=== AIM OF THE TASK ===
Copy each entry as it stands, leaving nothing out.

=== INFORMATION PROVIDED ===

=====

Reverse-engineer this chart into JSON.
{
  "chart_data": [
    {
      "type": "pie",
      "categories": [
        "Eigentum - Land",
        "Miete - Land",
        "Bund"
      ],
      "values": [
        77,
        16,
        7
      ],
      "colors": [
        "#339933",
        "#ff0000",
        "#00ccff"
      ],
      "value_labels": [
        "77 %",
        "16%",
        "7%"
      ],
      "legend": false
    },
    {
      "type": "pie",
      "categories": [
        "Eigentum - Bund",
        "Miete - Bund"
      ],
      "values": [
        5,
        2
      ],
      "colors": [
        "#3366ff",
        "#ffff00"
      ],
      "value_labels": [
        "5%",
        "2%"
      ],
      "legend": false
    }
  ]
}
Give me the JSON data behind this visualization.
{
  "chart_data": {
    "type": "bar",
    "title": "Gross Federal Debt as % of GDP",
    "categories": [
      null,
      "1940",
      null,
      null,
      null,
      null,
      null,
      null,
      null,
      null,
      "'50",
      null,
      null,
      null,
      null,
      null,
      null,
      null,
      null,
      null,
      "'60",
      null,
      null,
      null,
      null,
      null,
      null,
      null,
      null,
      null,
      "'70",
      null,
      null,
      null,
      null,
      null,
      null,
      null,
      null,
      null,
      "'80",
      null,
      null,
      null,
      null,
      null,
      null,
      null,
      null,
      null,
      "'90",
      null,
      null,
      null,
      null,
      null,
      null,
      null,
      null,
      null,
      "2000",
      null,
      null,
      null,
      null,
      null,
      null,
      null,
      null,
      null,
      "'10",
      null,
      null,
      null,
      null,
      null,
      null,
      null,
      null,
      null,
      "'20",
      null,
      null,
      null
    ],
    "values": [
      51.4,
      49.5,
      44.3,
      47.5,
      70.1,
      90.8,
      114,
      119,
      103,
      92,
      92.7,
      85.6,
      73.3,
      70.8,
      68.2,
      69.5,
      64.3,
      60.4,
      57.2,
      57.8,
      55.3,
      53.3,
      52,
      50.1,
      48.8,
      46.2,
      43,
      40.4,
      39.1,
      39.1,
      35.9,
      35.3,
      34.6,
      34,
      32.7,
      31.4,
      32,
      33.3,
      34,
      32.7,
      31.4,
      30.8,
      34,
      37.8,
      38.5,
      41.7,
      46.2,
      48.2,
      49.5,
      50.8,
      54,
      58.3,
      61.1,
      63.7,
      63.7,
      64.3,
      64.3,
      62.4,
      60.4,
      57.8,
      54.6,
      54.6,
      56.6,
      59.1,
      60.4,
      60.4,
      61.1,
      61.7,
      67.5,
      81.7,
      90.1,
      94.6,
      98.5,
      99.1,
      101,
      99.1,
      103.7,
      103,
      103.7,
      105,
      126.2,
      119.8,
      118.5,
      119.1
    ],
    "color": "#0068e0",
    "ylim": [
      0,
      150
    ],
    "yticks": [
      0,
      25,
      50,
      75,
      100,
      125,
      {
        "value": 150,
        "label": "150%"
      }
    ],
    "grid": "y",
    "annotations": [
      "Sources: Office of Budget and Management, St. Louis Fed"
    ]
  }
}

=====

=== OUTPUT ===
Reverse-engineer this chart into JSON.
{
  "chart_data": [
    {
      "type": "pie",
      "categories": [
        "Eigentum - Land",
        "Miete - Land",
        "Bund"
      ],
      "values": [
        77,
        16,
        7
      ],
      "colors": [
        "#339933",
        "#ff0000",
        "#00ccff"
      ],
      "value_labels": [
        "77 %",
        "16%",
        "7%"
      ],
      "legend": false
    },
    {
      "type": "pie",
      "categories": [
        "Eigentum - Bund",
        "Miete - Bund"
      ],
      "values": [
        5,
        2
      ],
      "colors": [
        "#3366ff",
        "#ffff00"
      ],
      "value_labels": [
        "5%",
        "2%"
      ],
      "legend": false
    }
  ]
}
Give me the JSON data behind this visualization.
{
  "chart_data": {
    "type": "bar",
    "title": "Gross Federal Debt as % of GDP",
    "categories": [
      null,
      "1940",
      null,
      null,
      null,
      null,
      null,
      null,
      null,
      null,
      "'50",
      null,
      null,
      null,
      null,
      null,
      null,
      null,
      null,
      null,
      "'60",
      null,
      null,
      null,
      null,
      null,
      null,
      null,
      null,
      null,
      "'70",
      null,
      null,
      null,
      null,
      null,
      null,
      null,
      null,
      null,
      "'80",
      null,
      null,
      null,
      null,
      null,
      null,
      null,
      null,
      null,
      "'90",
      null,
      null,
      null,
      null,
      null,
      null,
      null,
      null,
      null,
      "2000",
      null,
      null,
      null,
      null,
      null,
      null,
      null,
      null,
      null,
      "'10",
      null,
      null,
      null,
      null,
      null,
      null,
      null,
      null,
      null,
      "'20",
      null,
      null,
      null
    ],
    "values": [
      51.4,
      49.5,
      44.3,
      47.5,
      70.1,
      90.8,
      114,
      119,
      103,
      92,
      92.7,
      85.6,
      73.3,
      70.8,
      68.2,
      69.5,
      64.3,
      60.4,
      57.2,
      57.8,
      55.3,
      53.3,
      52,
      50.1,
      48.8,
      46.2,
      43,
      40.4,
      39.1,
      39.1,
      35.9,
      35.3,
      34.6,
      34,
      32.7,
      31.4,
      32,
      33.3,
      34,
      32.7,
      31.4,
      30.8,
      34,
      37.8,
      38.5,
      41.7,
      46.2,
      48.2,
      49.5,
      50.8,
      54,
      58.3,
      61.1,
      63.7,
      63.7,
      64.3,
      64.3,
      62.4,
      60.4,
      57.8,
      54.6,
      54.6,
      56.6,
      59.1,
      60.4,
      60.4,
      61.1,
      61.7,
      67.5,
      81.7,
      90.1,
      94.6,
      98.5,
      99.1,
      101,
      99.1,
      103.7,
      103,
      103.7,
      105,
      126.2,
      119.8,
      118.5,
      119.1
    ],
    "color": "#0068e0",
    "ylim": [
      0,
      150
    ],
    "yticks": [
      0,
      25,
      50,
      75,
      100,
      125,
      {
        "value": 150,
        "label": "150%"
      }
    ],
    "grid": "y",
    "annotations": [
      "Sources: Office of Budget and Management, St. Louis Fed"
    ]
  }
}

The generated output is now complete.